REQUIREMENTS:
Search the entries below. Return every line that has "false" in it.

PROVIDED RECORDS:
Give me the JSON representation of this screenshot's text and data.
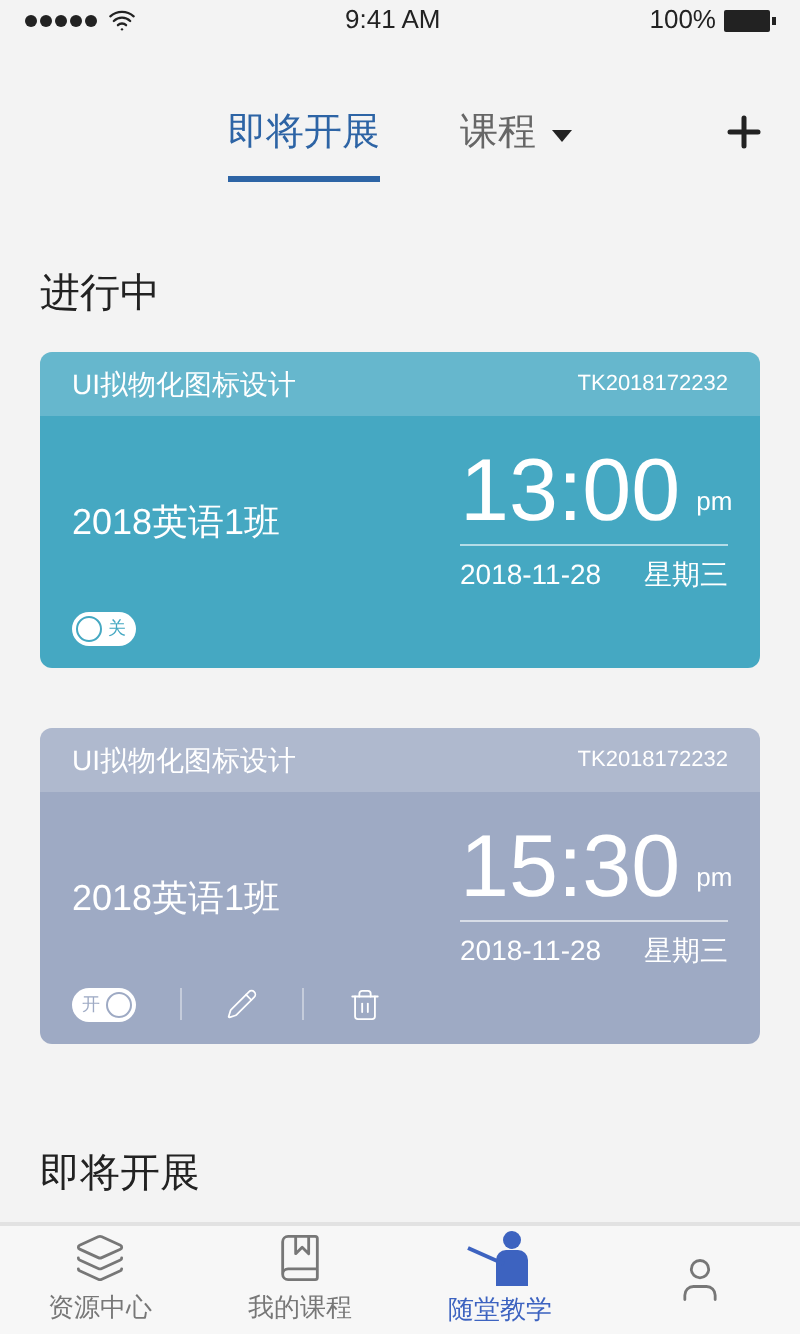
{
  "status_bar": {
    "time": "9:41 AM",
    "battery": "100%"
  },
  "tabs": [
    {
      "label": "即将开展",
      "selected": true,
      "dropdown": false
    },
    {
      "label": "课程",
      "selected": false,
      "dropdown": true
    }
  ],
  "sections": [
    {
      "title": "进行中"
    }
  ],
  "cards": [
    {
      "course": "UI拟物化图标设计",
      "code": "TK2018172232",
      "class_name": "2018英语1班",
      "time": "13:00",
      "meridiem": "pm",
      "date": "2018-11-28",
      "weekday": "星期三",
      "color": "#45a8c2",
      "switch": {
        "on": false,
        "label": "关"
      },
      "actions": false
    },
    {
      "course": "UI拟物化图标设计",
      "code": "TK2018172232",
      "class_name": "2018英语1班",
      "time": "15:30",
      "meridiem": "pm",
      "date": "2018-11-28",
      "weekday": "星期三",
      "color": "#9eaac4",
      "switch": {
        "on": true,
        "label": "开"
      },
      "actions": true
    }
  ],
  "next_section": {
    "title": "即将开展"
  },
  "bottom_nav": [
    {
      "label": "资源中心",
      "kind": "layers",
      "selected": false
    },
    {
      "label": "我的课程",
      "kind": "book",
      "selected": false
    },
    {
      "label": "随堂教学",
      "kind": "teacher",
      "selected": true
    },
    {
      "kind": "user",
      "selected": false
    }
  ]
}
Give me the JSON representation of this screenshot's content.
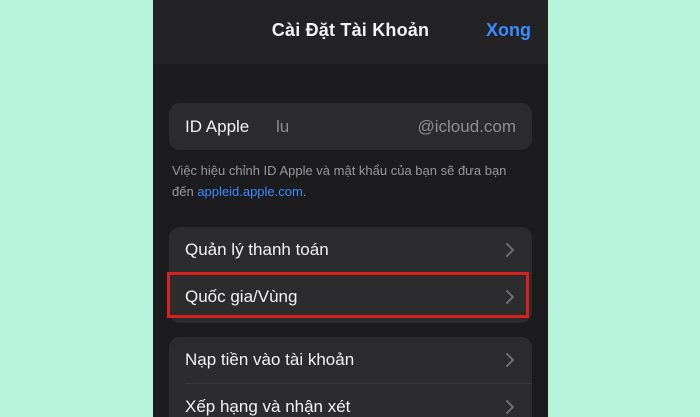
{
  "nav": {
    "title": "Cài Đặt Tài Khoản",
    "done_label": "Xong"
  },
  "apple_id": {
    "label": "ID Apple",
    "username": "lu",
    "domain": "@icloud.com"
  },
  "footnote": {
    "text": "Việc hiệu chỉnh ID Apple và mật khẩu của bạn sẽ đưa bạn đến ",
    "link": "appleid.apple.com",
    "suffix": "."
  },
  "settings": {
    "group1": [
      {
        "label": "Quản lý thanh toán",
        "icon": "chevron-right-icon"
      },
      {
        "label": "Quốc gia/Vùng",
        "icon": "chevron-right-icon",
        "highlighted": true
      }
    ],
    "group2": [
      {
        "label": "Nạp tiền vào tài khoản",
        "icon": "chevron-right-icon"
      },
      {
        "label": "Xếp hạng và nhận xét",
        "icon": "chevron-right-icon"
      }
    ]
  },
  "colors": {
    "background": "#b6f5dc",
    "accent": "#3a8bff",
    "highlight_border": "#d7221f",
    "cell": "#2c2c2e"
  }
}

* * *

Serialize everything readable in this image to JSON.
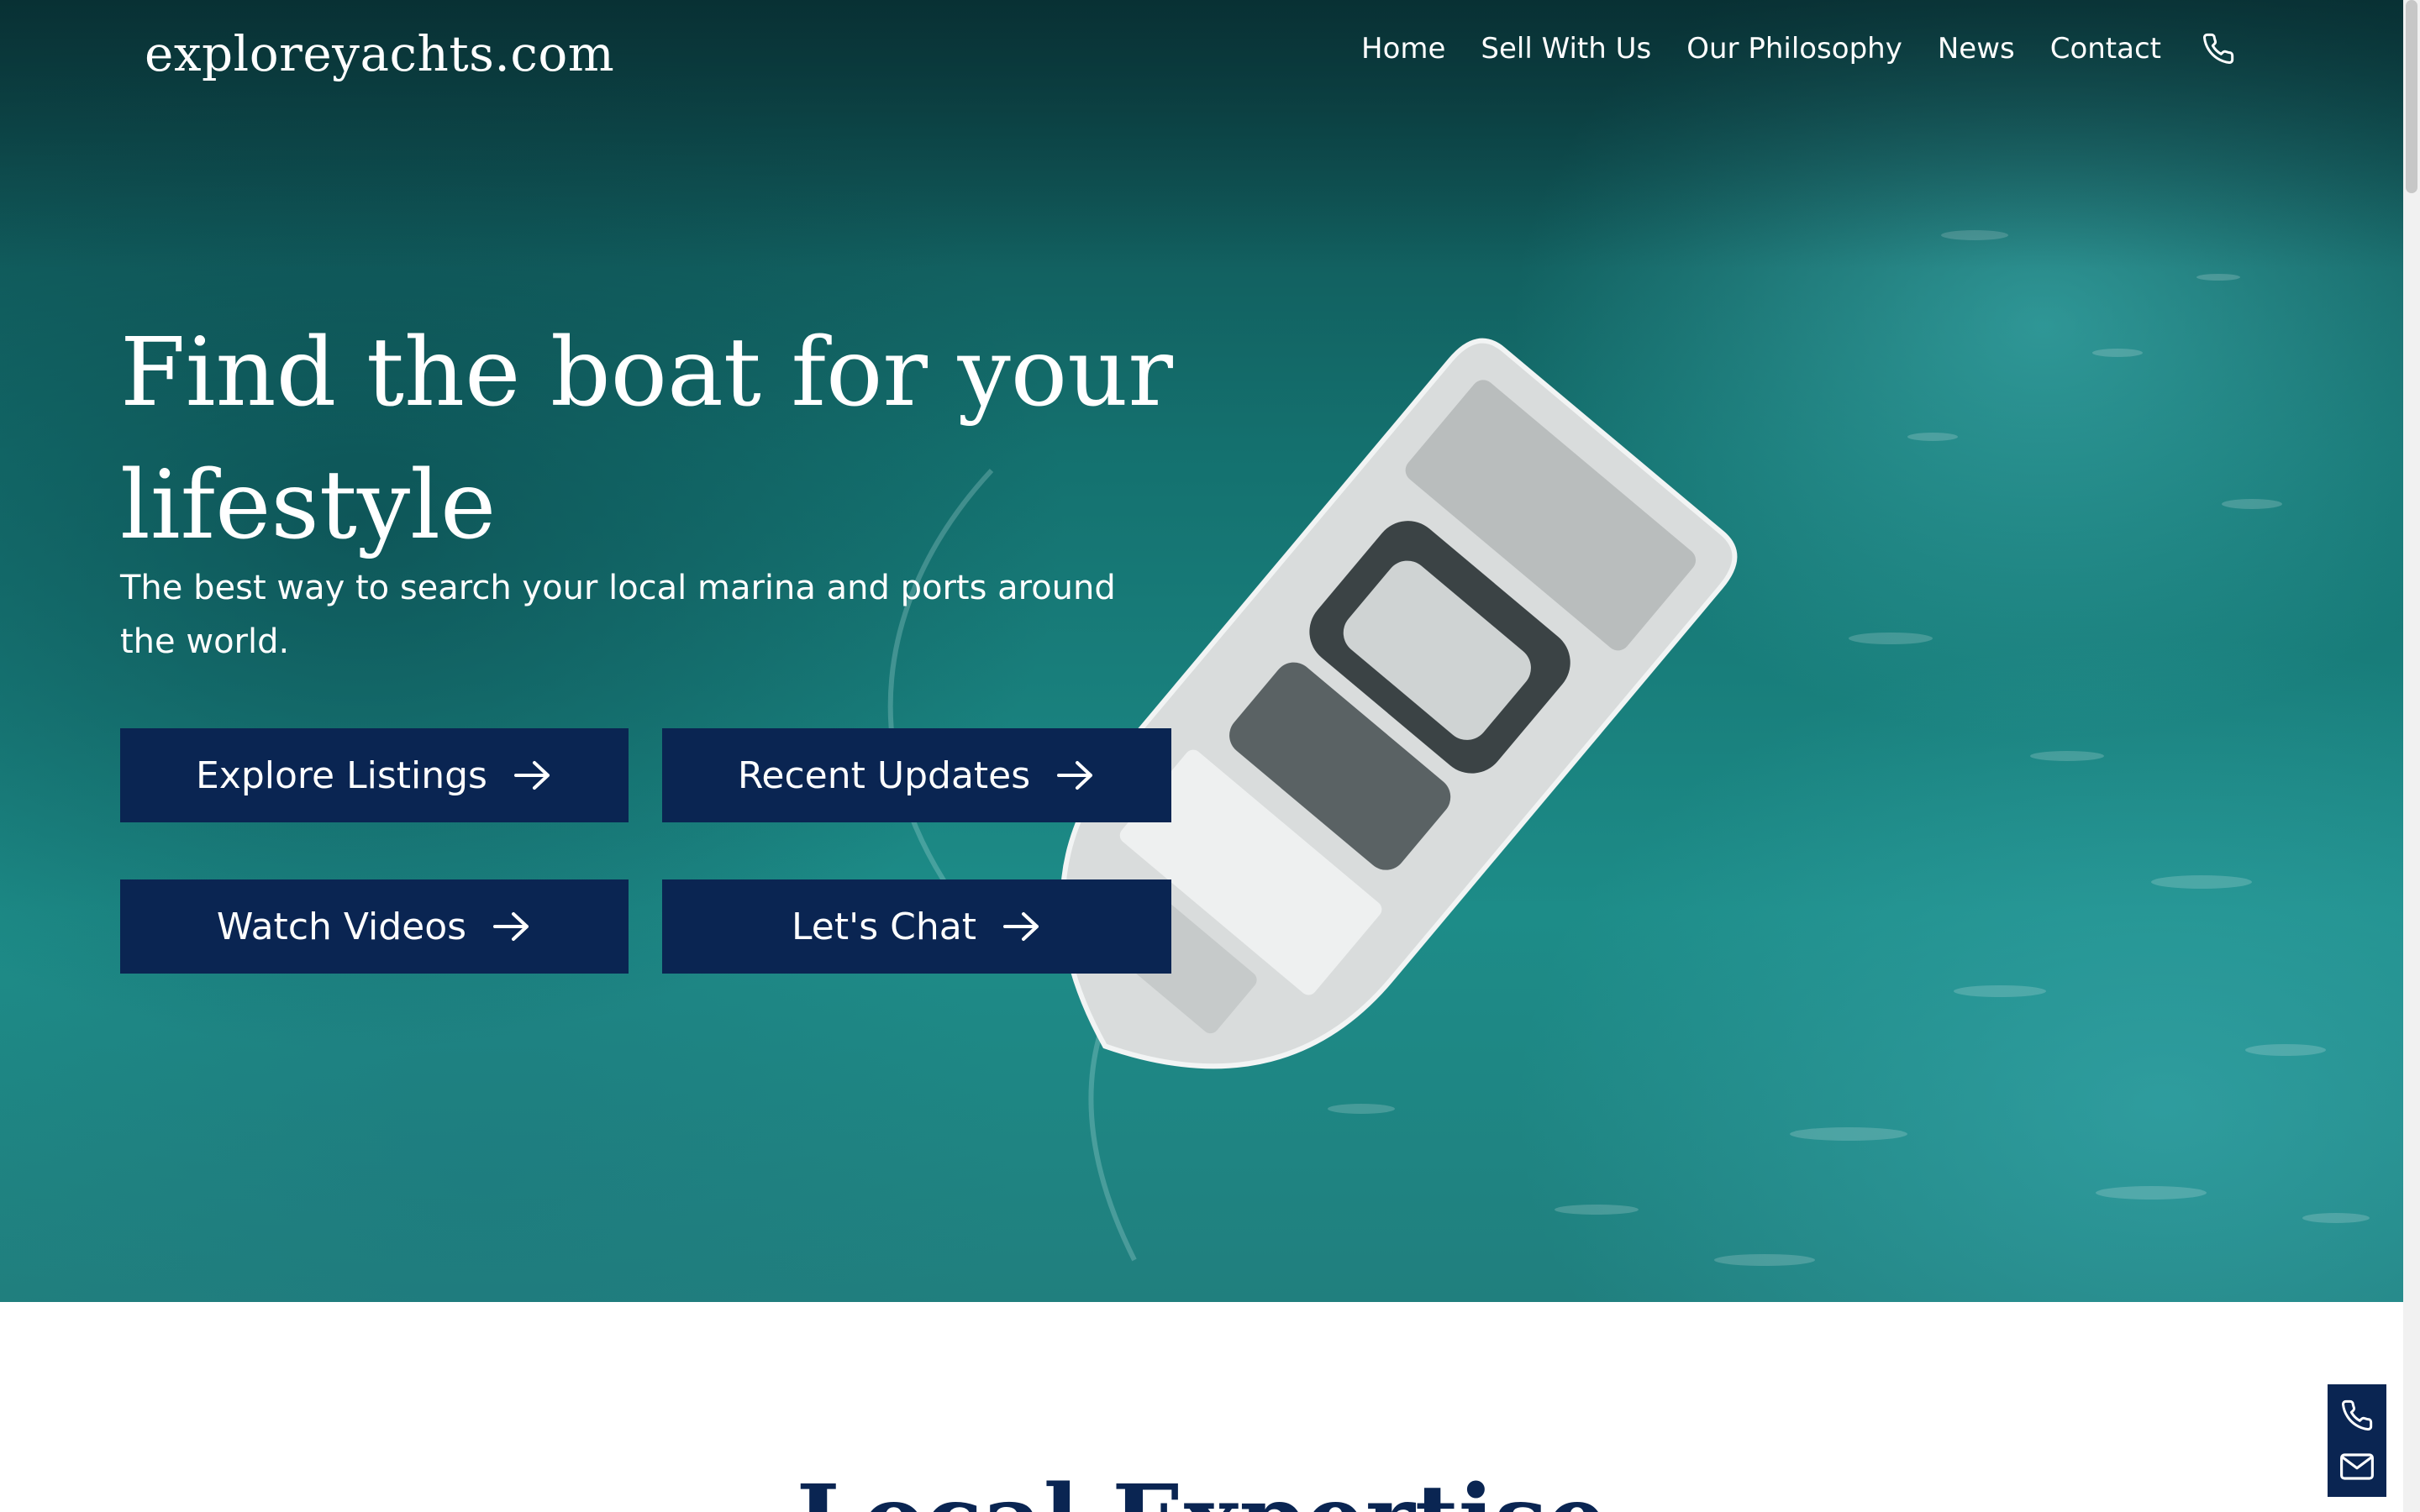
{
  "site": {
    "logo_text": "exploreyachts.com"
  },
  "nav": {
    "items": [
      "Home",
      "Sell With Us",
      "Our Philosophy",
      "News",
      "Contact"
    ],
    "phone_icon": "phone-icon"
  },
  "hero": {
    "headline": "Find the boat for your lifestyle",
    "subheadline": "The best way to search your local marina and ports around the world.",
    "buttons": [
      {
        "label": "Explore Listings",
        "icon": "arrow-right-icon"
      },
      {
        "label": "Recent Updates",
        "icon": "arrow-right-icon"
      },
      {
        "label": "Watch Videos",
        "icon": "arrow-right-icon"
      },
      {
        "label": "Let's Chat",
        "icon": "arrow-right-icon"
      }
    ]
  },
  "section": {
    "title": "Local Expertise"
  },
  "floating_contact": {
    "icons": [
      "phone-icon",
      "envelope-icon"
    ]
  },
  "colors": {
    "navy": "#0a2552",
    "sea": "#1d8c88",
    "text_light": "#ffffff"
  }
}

---

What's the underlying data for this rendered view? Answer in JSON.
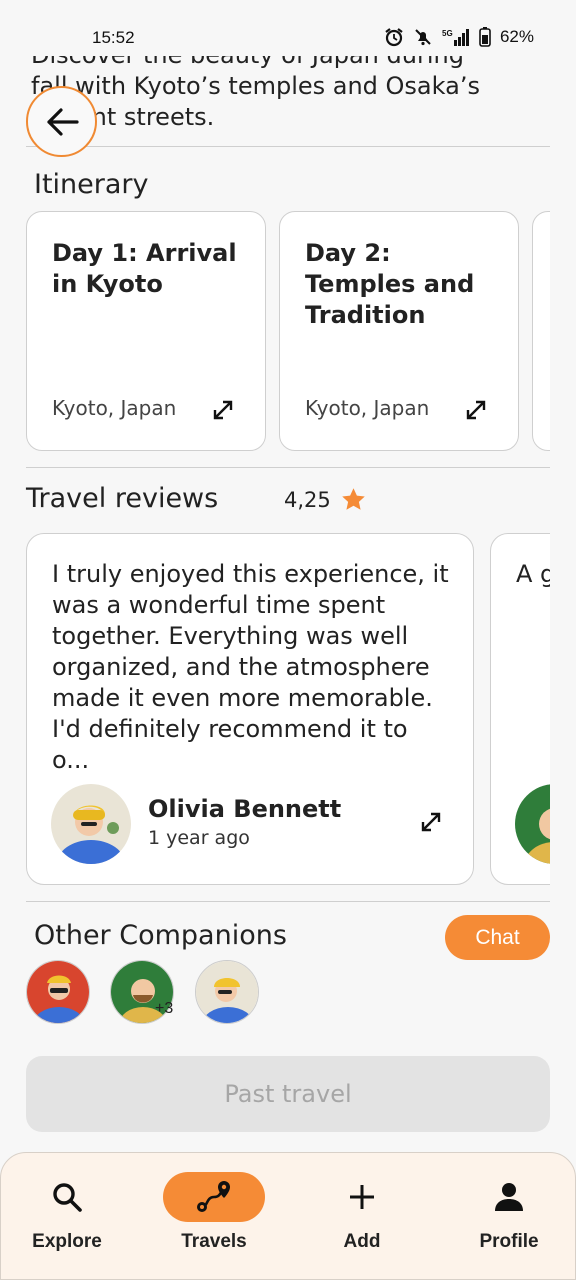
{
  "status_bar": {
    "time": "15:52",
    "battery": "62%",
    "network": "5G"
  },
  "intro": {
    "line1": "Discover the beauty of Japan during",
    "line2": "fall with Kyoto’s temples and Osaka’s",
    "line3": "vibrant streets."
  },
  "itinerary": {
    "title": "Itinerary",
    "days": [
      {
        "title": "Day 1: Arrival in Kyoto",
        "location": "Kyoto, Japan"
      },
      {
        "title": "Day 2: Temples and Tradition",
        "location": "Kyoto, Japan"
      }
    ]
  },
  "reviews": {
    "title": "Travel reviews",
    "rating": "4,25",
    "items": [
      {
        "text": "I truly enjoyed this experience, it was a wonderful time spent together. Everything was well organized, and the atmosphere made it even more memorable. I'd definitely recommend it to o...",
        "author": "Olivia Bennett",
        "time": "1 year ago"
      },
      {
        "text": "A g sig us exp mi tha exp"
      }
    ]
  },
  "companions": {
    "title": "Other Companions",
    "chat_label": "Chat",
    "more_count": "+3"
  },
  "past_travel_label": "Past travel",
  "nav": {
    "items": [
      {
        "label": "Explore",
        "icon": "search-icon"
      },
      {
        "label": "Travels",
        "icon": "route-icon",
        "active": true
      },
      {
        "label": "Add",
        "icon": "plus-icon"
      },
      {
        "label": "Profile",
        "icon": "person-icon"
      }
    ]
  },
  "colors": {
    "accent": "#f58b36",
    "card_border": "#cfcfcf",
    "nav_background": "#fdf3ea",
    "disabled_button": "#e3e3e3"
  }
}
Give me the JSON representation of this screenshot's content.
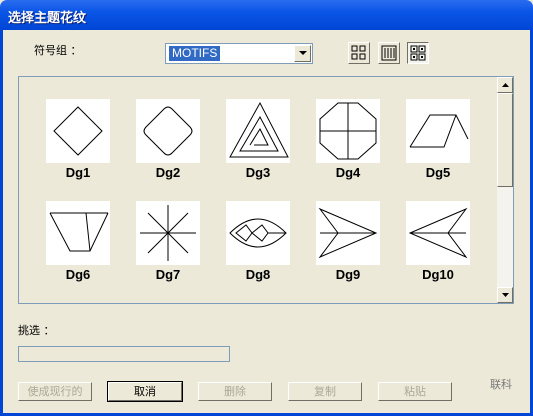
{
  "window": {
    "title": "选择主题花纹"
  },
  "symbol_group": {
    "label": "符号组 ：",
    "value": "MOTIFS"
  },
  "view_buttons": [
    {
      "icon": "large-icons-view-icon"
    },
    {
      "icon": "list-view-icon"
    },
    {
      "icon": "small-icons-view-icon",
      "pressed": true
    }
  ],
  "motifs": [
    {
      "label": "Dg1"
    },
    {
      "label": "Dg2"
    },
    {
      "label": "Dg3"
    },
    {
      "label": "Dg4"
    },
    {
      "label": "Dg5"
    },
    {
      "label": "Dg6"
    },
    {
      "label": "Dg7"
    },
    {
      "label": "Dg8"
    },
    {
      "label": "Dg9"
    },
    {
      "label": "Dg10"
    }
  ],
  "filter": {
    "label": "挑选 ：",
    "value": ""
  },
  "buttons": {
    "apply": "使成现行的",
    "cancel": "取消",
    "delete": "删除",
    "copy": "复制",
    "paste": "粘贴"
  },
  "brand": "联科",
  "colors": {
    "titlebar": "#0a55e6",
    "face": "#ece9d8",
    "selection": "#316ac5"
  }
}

ANSWER TO THE PROBLEM:
      "dropdown": false
      "selected": false,
        "on": false,
      "actions": false
      "selected": false
      "selected": false
      "selected": false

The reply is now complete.